__読解用抜粋__
2024年02月13日(火) 19:08


カンザスシティ・チーフスのトレント・マクダフィー【NFL】

カンザスシティ・チーフスのディフェンシブエンド(DE)クリス・ジョーンズはアレジアント・スタジアムの外にある表彰台に座り、3度目のスーパーボウル制覇の輝きに包まれていた。

ジョーンズは、この試合の終わりにはクタクタになっていたはずだ。第4クオーターと延長戦において、ジョーンズはサンフランシスコ・49ersをフィールドゴールに抑えるために数え切れないほどの攻防を繰り広げており、自分が疲れていることを認めるだけの理由がある。それでもジョーンズは当初、栄光の代償としてその疲労をごまかそうとしていた。しかし追及されると観念した。

「疲れたよ。飲み物が必要だ」とジョーンズは言い、周囲に集まったメディアの笑いを誘っている。

ジョーンズとチーフスは、ラスベガスで行われたスーパーボウルに進出した時と同じような奮闘を見せて、その勝利の杯(さかずき)をつかみ取った。チーフスのオフェンスにとっては何一つ楽なことがなかった試合だったが、またもやディフェンスが支えている。そして、チーフスは手が届かなくなる寸前までもつれ込んだような試合を、最後まで戦い抜いた。49ersが勢いよく攻撃を仕掛けるたびに、チーフス守備陣が応戦し、49ersは12回中3回しかサードダウンコンバージョンを成功させていない。49ersがエンドゾーンをとらえた時でさえ――最初はダブルパスで、その後は第4ダウンの思い切った決断の結果――すべての距離を稼がなければならなかった。

この好パフォーマンスは、守備コーディネーター(DC)のスティーブ・スパグニョーロを象徴するディフェンスの産物だ。セーフティ(S)のジャスティン・リードは試合後、表彰台で誇らしげに「俺らはスパグズ(スパグニョーロ)を信頼しているのさ」と叫んでいる。また、オールプロのコーナーバック(CB)トレント・マクダフィーが試合を通してきわめて重要なプレーを披露するなど、一部のスター選手だけでなく、各選手の総力を結集したディフェンスだった。

__表示エントリー__

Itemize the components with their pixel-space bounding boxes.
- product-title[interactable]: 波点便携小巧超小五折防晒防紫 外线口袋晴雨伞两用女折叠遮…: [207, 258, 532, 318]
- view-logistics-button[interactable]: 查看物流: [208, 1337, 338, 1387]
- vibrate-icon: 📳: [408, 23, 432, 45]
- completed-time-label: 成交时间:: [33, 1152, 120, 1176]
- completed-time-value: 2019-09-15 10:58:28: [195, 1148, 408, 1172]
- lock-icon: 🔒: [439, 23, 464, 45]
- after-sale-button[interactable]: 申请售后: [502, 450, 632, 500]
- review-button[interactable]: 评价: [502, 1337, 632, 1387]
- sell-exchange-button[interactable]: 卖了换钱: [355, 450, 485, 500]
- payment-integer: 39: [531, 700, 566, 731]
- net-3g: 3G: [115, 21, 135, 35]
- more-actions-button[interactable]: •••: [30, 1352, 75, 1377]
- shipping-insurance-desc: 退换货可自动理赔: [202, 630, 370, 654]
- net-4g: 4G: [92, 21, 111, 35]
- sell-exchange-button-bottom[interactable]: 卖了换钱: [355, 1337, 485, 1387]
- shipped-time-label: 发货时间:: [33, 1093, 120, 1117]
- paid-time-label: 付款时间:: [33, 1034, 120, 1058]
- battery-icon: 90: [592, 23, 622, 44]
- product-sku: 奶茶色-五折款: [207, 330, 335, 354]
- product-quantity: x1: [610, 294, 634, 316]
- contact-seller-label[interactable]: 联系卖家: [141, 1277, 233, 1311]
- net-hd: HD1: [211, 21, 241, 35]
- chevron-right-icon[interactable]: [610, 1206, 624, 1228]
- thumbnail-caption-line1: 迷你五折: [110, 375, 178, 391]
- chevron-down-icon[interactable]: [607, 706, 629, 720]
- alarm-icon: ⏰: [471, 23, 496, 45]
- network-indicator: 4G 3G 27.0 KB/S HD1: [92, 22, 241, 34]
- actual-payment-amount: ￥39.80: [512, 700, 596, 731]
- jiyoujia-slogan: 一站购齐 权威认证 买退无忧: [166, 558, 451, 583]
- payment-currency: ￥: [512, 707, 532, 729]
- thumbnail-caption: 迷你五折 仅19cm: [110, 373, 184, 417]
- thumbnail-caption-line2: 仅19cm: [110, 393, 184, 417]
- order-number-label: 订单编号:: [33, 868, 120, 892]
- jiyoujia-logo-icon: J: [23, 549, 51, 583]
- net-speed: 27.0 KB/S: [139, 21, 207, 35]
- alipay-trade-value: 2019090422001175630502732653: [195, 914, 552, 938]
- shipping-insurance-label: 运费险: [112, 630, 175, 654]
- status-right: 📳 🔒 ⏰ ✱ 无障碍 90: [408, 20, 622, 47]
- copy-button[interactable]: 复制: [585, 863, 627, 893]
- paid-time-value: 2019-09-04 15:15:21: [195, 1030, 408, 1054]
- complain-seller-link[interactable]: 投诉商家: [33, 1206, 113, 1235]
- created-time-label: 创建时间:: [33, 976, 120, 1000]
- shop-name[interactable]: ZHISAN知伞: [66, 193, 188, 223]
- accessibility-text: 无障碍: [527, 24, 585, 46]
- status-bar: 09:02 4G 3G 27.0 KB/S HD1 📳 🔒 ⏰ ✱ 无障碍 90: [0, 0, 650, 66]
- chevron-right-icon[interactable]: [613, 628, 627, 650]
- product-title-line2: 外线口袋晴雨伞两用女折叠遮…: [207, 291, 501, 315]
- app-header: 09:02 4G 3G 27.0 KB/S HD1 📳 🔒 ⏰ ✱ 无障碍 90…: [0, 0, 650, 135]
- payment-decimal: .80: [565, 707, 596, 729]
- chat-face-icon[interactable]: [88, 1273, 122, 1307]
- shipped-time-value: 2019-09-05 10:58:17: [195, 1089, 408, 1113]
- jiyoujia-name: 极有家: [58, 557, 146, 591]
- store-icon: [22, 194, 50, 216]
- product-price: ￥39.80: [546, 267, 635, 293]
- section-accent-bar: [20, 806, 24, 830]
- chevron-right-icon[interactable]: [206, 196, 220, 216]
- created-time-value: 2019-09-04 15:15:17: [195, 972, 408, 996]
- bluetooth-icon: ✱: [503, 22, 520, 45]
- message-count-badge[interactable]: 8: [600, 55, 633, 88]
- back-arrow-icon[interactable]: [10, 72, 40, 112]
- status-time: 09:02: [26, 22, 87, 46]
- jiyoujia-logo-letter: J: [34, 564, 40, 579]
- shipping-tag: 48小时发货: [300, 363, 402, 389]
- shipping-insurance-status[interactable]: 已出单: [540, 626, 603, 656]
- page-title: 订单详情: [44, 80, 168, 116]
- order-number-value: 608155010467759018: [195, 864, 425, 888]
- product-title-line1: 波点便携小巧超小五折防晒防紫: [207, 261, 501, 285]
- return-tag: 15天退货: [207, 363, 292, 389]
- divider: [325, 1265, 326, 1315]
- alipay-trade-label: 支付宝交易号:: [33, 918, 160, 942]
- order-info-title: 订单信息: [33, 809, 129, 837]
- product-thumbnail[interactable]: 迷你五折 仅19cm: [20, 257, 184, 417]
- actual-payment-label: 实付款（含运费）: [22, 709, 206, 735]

__課題__
- a) スーパーボウルの記事に名前が出てくる人物は誰ですか。記事に書かれたポジションや役職を添えて、すべて挙げてください。
- b) スーパーボウルの記事を、最後の文の次から書き継いでください。

__解答結果__
- a)
- クリス・ジョーンズ:ディフェンシブエンド(DE)
- スティーブ・スパグニョーロ:守備コーディネーター(DC)
- ジャスティン・リード:セーフティ(S)
- トレント・マクダフィー:オールプロのコーナーバック(CB)

- b)
もし、今度チーフスが守備コーディネーターを応援するTシャツを作る時は、マクダフィーをサブキャラクターに加えるべきだろう。マクダフィーは現地11日(日)に行われたスーパーボウルで、シングルカバーのマッチアップを制し、重要な場面で49ersのチャンスを何度も奪い去った。第2クーター序盤では、相手ワイドレシーバー(WR)のディーボ・サミュエルへのディープパスを弾いて、49ersのタッチダウンを阻止。また、この試合最大の場面――チーフスが延長戦に持ち込むには第3ダウンで止めなければならないという局面――では、マクダフィーのブリッツがこの試合で最も重要なパスカットとパス失敗を生み出した。

チーフスのラインバッカー(LB)ニック・ボルトンは、マクダフィーについてこう語っている。

「(彼は)ディフェンスにとって不可欠な存在だ。彼は才能の一端を見せてくれた。ディーボと一緒にディープポストのパスルートを走ってボールを弾いたり、アンダールートやスラントもカバーをしたり、あらゆることをこなした。ああいう選手がいれば・・・ディフェンスはもっと良くなる」

今までのシーズンとは異なり、今季チーフスはディフェンスに支えられてラスベガスにたどり着いた。チーフスの守備陣は、スーパーワイルドカードゲームで爆発力があるマイアミ・ドルフィンズをわずか7点に抑え、AFC(アメリカン・フットボール・カンファレンス)チャンピオンシップゲームでは、クオーターバック(QB)ラマー・ジャクソン擁するボルティモア・レイブンズをわずか10点に封じ込めている。このパターンはスーパーボウルにも引き継がれ、チーフスは49ersにパントを5回も強いることになった。そして相手の新人キッカー(K)ジェイク・ムーディを3度使わせて、オフェンス面でうまくいかない時でも試合を優位に進めている。

ディフェンスに必要だったのは、もう少し時間を稼ぐことだった。守り切ること。マクダフィー、ジョーンズ、ボルトン率いる守備陣がそれぞれの役割を果たし、再びチーフスの強みとなり、オフェンスに問題を解決するのに十分なポゼッションを与えた。

統計的に見ると、マクダフィーの数字はMVP級のパフォーマンスを示すものではない。試合後の記者会見にも登壇しなかった。しかし、マクダフィーの活躍は、チーフスが2年連続のスーパーボウル制覇を果たす上で、とても重要であったことは間違いない。特にミスの許されない試合ではなおさらだ。

チーフスは延長戦開始時に49ersを第3ダウン残り10ヤード以上の状況に追い込んだ時、そのわずかな差がいかに勝敗を分けるのかを学ばされることになりそうだった。相手のプレーを止めることができたかに見えたが、マクダフィーがホールディングのペナルティを課せられ、そのチャンスをふいにしてしまう。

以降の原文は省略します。